=== Entries shown ===

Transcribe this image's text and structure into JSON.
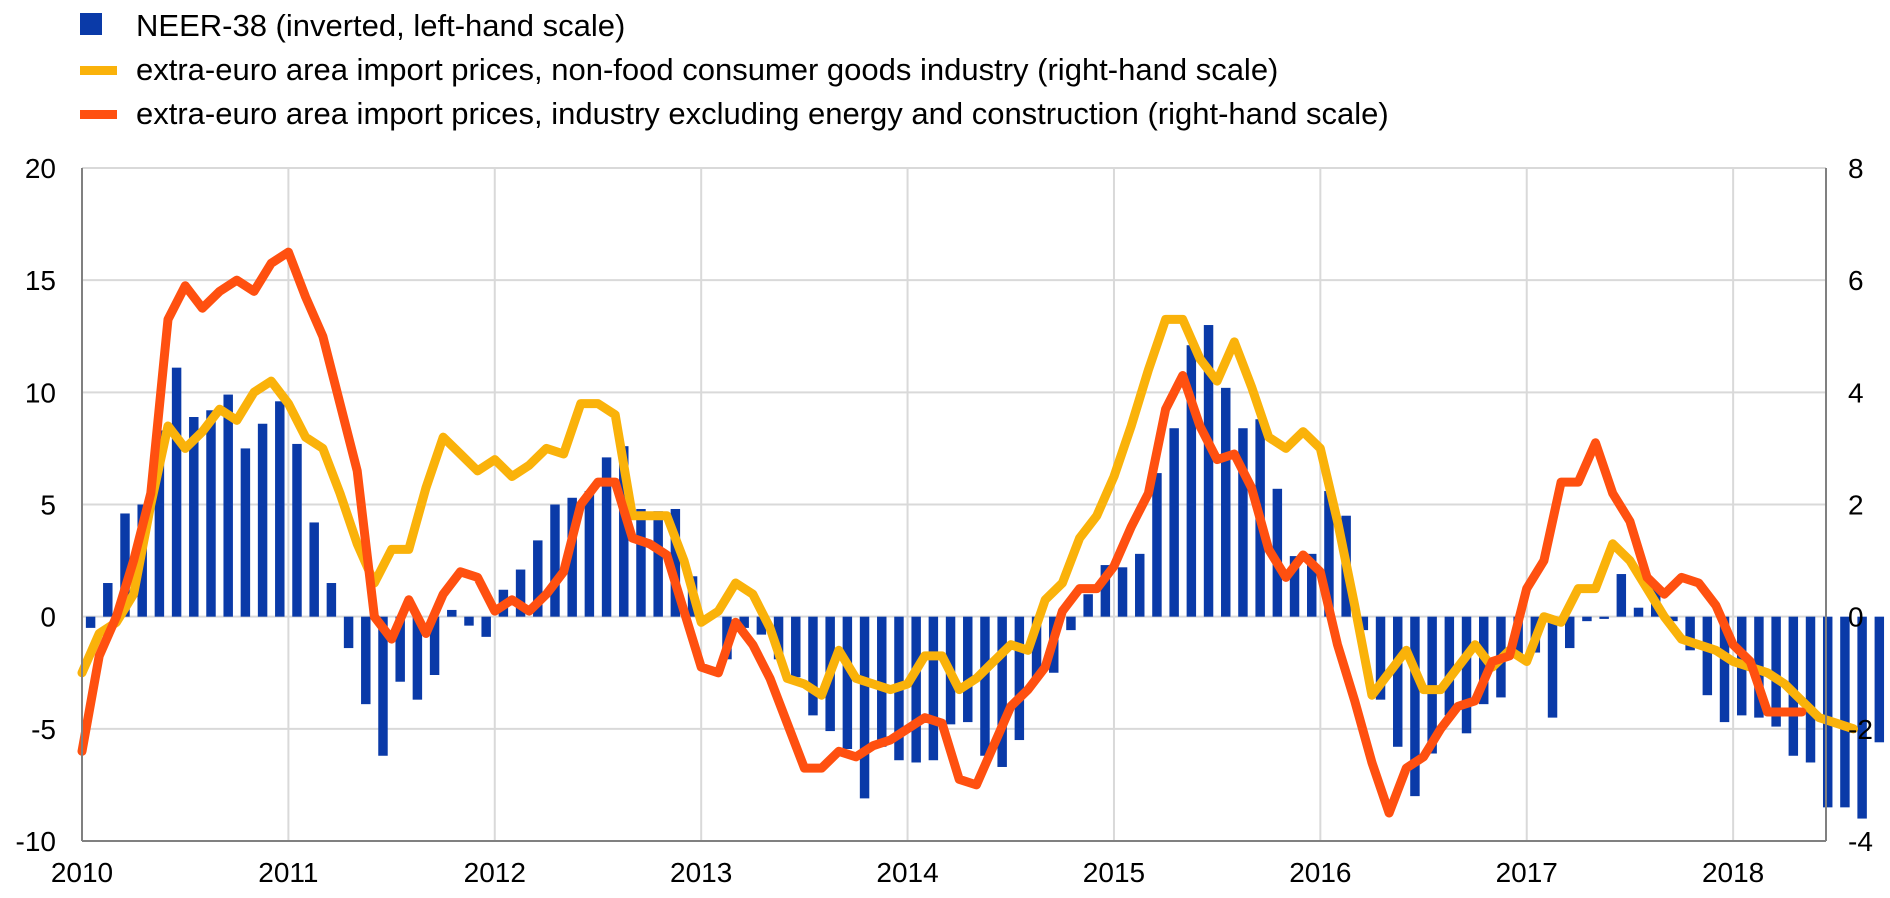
{
  "colors": {
    "neer": "#0a3aa8",
    "nonfood": "#fab20a",
    "industry": "#ff5010",
    "grid": "#d9d9d9",
    "axis": "#808080"
  },
  "chart_data": {
    "type": "bar+line",
    "title": "",
    "xlabel": "",
    "ylabel_left": "",
    "ylabel_right": "",
    "grid": true,
    "legend_position": "top-left",
    "x_tick_labels": [
      "2010",
      "2011",
      "2012",
      "2013",
      "2014",
      "2015",
      "2016",
      "2017",
      "2018"
    ],
    "x_range": [
      2010.0,
      2018.45
    ],
    "y_left": {
      "range": [
        -10,
        20
      ],
      "ticks": [
        -10,
        -5,
        0,
        5,
        10,
        15,
        20
      ]
    },
    "y_right": {
      "range": [
        -4,
        8
      ],
      "ticks": [
        -4,
        -2,
        0,
        2,
        4,
        6,
        8
      ]
    },
    "legend": [
      {
        "label": "NEER-38 (inverted, left-hand scale)",
        "kind": "bar",
        "color_key": "neer"
      },
      {
        "label": "extra-euro area import prices, non-food consumer goods industry (right-hand scale)",
        "kind": "line",
        "color_key": "nonfood"
      },
      {
        "label": "extra-euro area import prices, industry excluding energy and construction (right-hand scale)",
        "kind": "line",
        "color_key": "industry"
      }
    ],
    "series": [
      {
        "name": "NEER-38 (inverted, left-hand scale)",
        "type": "bar",
        "axis": "left",
        "start": "2010-01",
        "frequency": "monthly",
        "values": [
          -0.5,
          1.5,
          4.6,
          5.0,
          8.3,
          11.1,
          8.9,
          9.2,
          9.9,
          7.5,
          8.6,
          9.6,
          7.7,
          4.2,
          1.5,
          -1.4,
          -3.9,
          -6.2,
          -2.9,
          -3.7,
          -2.6,
          0.3,
          -0.4,
          -0.9,
          1.2,
          2.1,
          3.4,
          5.0,
          5.3,
          5.6,
          7.1,
          7.6,
          4.8,
          4.7,
          4.8,
          1.8,
          -0.1,
          -1.9,
          -0.5,
          -0.8,
          -1.9,
          -2.7,
          -4.4,
          -5.1,
          -5.9,
          -8.1,
          -5.8,
          -6.4,
          -6.5,
          -6.4,
          -4.8,
          -4.7,
          -6.2,
          -6.7,
          -5.5,
          -2.8,
          -2.5,
          -0.6,
          1.0,
          2.3,
          2.2,
          2.8,
          6.4,
          8.4,
          12.1,
          13.0,
          10.2,
          8.4,
          8.8,
          5.7,
          2.7,
          2.8,
          5.6,
          4.5,
          -0.6,
          -3.7,
          -5.8,
          -8.0,
          -6.1,
          -4.4,
          -5.2,
          -3.9,
          -3.6,
          -1.8,
          -1.6,
          -4.5,
          -1.4,
          -0.2,
          -0.1,
          1.9,
          0.4,
          1.4,
          -0.2,
          -1.5,
          -3.5,
          -4.7,
          -4.4,
          -4.5,
          -4.9,
          -6.2,
          -6.5,
          -8.5,
          -8.5,
          -9.0,
          -5.6
        ]
      },
      {
        "name": "extra-euro area import prices, non-food consumer goods industry (right-hand scale)",
        "type": "line",
        "axis": "right",
        "start": "2010-01",
        "frequency": "monthly",
        "values": [
          -1.0,
          -0.3,
          -0.1,
          0.4,
          2.0,
          3.4,
          3.0,
          3.3,
          3.7,
          3.5,
          4.0,
          4.2,
          3.8,
          3.2,
          3.0,
          2.2,
          1.3,
          0.6,
          1.2,
          1.2,
          2.3,
          3.2,
          2.9,
          2.6,
          2.8,
          2.5,
          2.7,
          3.0,
          2.9,
          3.8,
          3.8,
          3.6,
          1.8,
          1.8,
          1.8,
          1.0,
          -0.1,
          0.1,
          0.6,
          0.4,
          -0.2,
          -1.1,
          -1.2,
          -1.4,
          -0.6,
          -1.1,
          -1.2,
          -1.3,
          -1.2,
          -0.7,
          -0.7,
          -1.3,
          -1.1,
          -0.8,
          -0.5,
          -0.6,
          0.3,
          0.6,
          1.4,
          1.8,
          2.5,
          3.4,
          4.4,
          5.3,
          5.3,
          4.6,
          4.2,
          4.9,
          4.1,
          3.2,
          3.0,
          3.3,
          3.0,
          1.7,
          0.2,
          -1.4,
          -1.0,
          -0.6,
          -1.3,
          -1.3,
          -0.9,
          -0.5,
          -0.9,
          -0.6,
          -0.8,
          0.0,
          -0.1,
          0.5,
          0.5,
          1.3,
          1.0,
          0.5,
          0.0,
          -0.4,
          -0.5,
          -0.6,
          -0.8,
          -0.9,
          -1.0,
          -1.2,
          -1.5,
          -1.8,
          -1.9,
          -2.0
        ]
      },
      {
        "name": "extra-euro area import prices, industry excluding energy and construction (right-hand scale)",
        "type": "line",
        "axis": "right",
        "start": "2010-01",
        "frequency": "monthly",
        "values": [
          -2.4,
          -0.7,
          0.0,
          1.0,
          2.2,
          5.3,
          5.9,
          5.5,
          5.8,
          6.0,
          5.8,
          6.3,
          6.5,
          5.7,
          5.0,
          3.8,
          2.6,
          0.0,
          -0.4,
          0.3,
          -0.3,
          0.4,
          0.8,
          0.7,
          0.1,
          0.3,
          0.1,
          0.4,
          0.8,
          2.0,
          2.4,
          2.4,
          1.4,
          1.3,
          1.1,
          0.1,
          -0.9,
          -1.0,
          -0.1,
          -0.5,
          -1.1,
          -1.9,
          -2.7,
          -2.7,
          -2.4,
          -2.5,
          -2.3,
          -2.2,
          -2.0,
          -1.8,
          -1.9,
          -2.9,
          -3.0,
          -2.3,
          -1.6,
          -1.3,
          -0.9,
          0.1,
          0.5,
          0.5,
          0.9,
          1.6,
          2.2,
          3.7,
          4.3,
          3.4,
          2.8,
          2.9,
          2.3,
          1.2,
          0.7,
          1.1,
          0.8,
          -0.5,
          -1.5,
          -2.6,
          -3.5,
          -2.7,
          -2.5,
          -2.0,
          -1.6,
          -1.5,
          -0.8,
          -0.7,
          0.5,
          1.0,
          2.4,
          2.4,
          3.1,
          2.2,
          1.7,
          0.7,
          0.4,
          0.7,
          0.6,
          0.2,
          -0.5,
          -0.8,
          -1.7,
          -1.7,
          -1.7
        ]
      }
    ]
  }
}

===

Pick out the lines that have the word "energy". Copy them all.

        "label": "extra-euro area import prices, industry excluding energy and construction (right-hand scale)",
        "name": "extra-euro area import prices, industry excluding energy and construction (right-hand scale)",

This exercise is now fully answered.